**Instructions to follow:** Pull out every line of the listing below where "分析与解答" appears.

**Given data:**
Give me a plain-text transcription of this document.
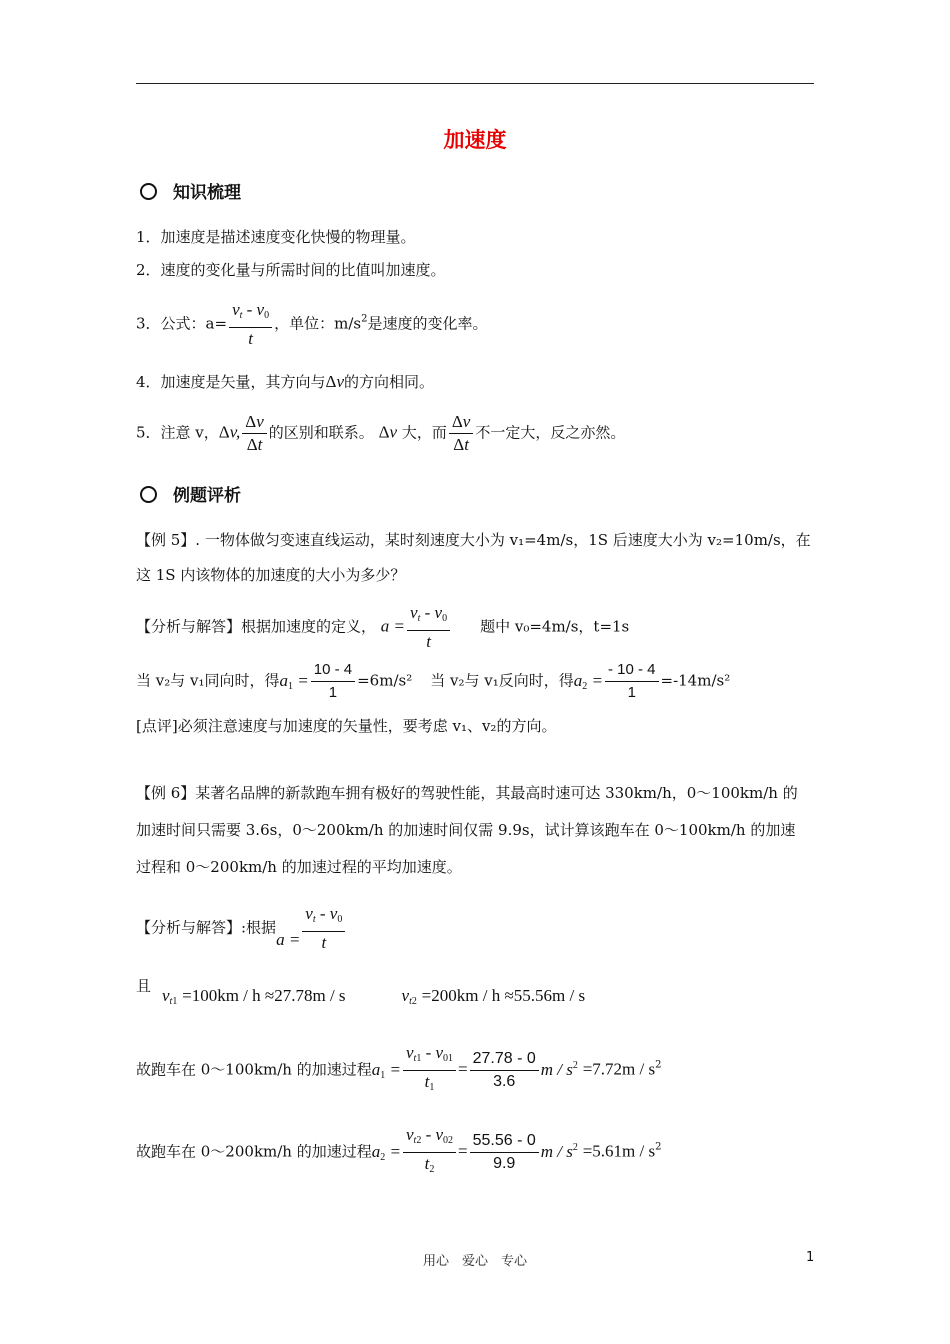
加速度
知识梳理
1．加速度是描述速度变化快慢的物理量。
2．速度的变化量与所需时间的比值叫加速度。
3．公式：$a= \frac{v_t - v_0}{t}$ ，单位：$m/s^2$是速度的变化率。
4．加速度是矢量，其方向与Δv的方向相同。
5．注意 v，Δv, $\frac{\Delta v}{\Delta t}$ 的区别和联系。 Δv 大，而 $\frac{\Delta v}{\Delta t}$ 不一定大，反之亦然。
例题评析
【例 5】. 一物体做匀变速直线运动，某时刻速度大小为 v₁=4m/s，1S 后速度大小为 v₂=10m/s，在
这 1S 内该物体的加速度的大小为多少？
【分析与解答】根据加速度的定义， $a = \frac{v_t - v_0}{t}$ 题中 v₀=4m/s，t=1s
当 v₂与 v₁同向时，得$a_1 = \frac{10 - 4}{1} =6m/s^2$ 当 v₂与 v₁反向时，得$a_2 = \frac{- 10 - 4}{1} =-14m/s^2$
[点评]必须注意速度与加速度的矢量性，要考虑 v₁、v₂的方向。
【例 6】某著名品牌的新款跑车拥有极好的驾驶性能，其最高时速可达 330km/h，0～100km/h 的
加速时间只需要 3.6s，0～200km/h 的加速时间仅需 9.9s，试计算该跑车在 0～100km/h 的加速
过程和 0～200km/h 的加速过程的平均加速度。
【分析与解答】:根据$a = \frac{v_t - v_0}{t}$
且 $v_{t1} =100km / h \approx 27.78m / s$	$v_{t2} =200km / h \approx 55.56m / s$
故跑车在 0～100km/h 的加速过程$a_1 = \frac{v_{t1} - v_{01}}{t_1} = \frac{27.78 - 0}{3.6}$ $m / s^2 =7.72m / s^2$
故跑车在 0～200km/h 的加速过程$a_2 = \frac{v_{t2} - v_{02}}{t_2} = \frac{55.56 - 0}{9.9}$ $m / s^2 =5.61m / s^2$
用心　爱心　专心	1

**Reply:**
【分析与解答】根据加速度的定义， $a = \frac{v_t - v_0}{t}$ 题中 v₀=4m/s，t=1s
【分析与解答】:根据$a = \frac{v_t - v_0}{t}$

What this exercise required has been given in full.